(Data records)
++++++++++++++++++++
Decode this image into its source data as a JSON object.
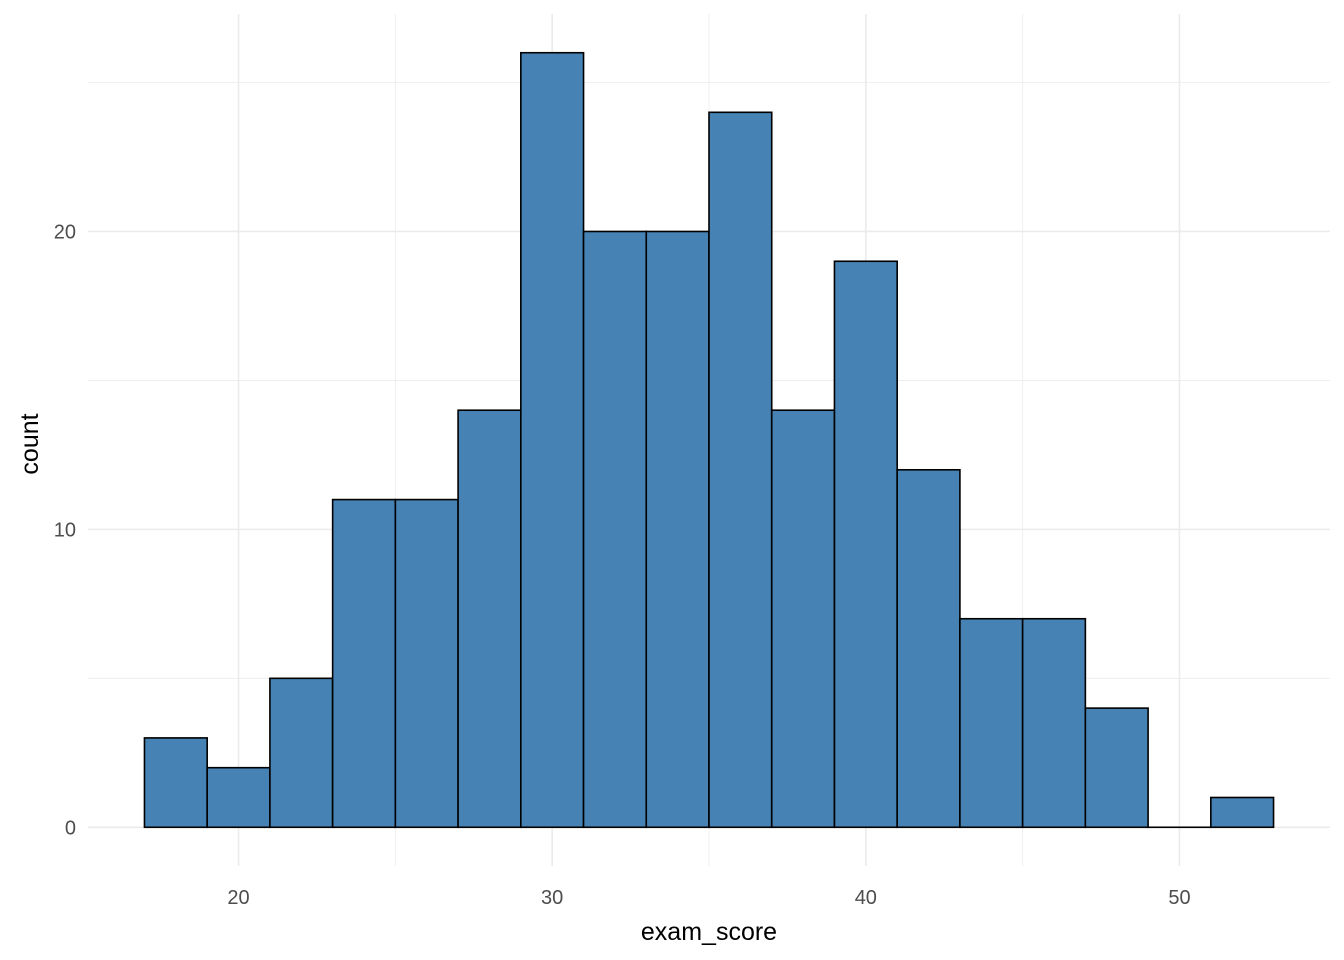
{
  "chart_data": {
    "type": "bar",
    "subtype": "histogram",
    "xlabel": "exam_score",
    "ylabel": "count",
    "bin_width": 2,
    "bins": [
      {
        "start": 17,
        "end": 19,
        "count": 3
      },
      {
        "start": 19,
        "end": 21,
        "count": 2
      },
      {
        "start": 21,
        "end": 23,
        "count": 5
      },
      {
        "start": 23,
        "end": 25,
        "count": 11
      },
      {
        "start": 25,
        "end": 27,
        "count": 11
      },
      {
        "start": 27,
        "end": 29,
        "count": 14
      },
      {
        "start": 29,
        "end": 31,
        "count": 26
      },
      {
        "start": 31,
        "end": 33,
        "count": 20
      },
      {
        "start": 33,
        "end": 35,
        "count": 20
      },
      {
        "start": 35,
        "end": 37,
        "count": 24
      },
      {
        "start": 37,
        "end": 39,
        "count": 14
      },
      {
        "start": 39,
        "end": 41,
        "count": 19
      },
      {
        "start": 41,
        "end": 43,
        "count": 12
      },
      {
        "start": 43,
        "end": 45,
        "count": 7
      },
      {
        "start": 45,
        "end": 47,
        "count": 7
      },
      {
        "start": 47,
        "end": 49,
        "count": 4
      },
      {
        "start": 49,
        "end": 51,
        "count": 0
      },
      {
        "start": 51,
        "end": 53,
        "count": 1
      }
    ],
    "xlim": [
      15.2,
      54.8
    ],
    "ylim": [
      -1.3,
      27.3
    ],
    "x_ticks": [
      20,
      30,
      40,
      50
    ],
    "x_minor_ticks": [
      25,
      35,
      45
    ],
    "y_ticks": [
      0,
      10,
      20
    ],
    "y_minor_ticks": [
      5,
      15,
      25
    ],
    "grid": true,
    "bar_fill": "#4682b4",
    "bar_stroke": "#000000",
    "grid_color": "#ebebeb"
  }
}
++++++++++++++++++++
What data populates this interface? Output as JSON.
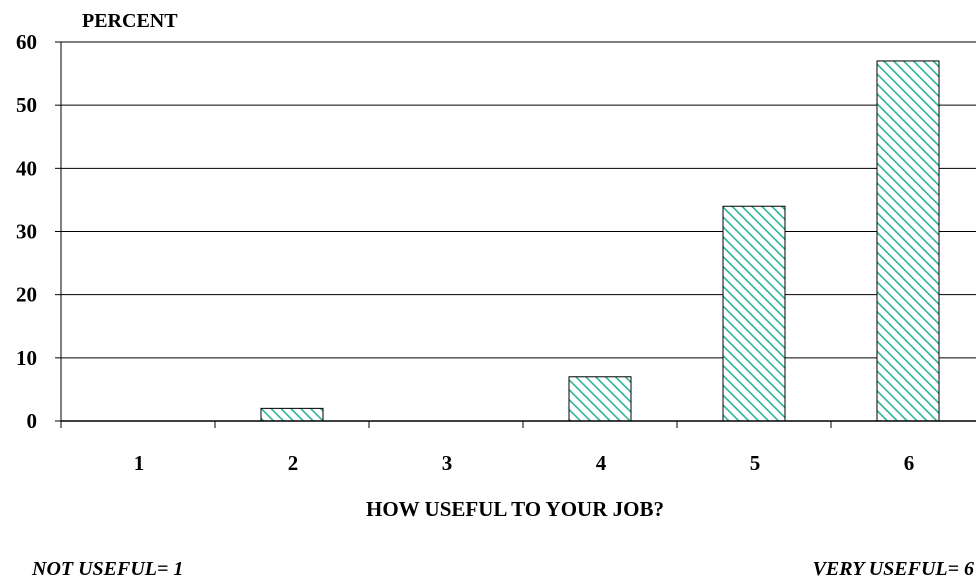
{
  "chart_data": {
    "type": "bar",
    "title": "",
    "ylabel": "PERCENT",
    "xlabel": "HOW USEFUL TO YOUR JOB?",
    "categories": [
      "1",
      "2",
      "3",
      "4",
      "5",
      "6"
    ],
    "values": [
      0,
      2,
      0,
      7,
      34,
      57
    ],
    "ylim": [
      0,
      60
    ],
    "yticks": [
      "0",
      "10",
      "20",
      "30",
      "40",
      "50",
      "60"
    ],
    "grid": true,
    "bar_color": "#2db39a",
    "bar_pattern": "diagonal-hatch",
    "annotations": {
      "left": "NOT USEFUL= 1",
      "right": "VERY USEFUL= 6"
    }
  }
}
++++++++++++++++++++
Stated problem:
Go through the entries and return each line where the word "JSON" appears.

Result of the exercise:
Decode this image into its source data as a JSON object.
What data populates this interface? Output as JSON.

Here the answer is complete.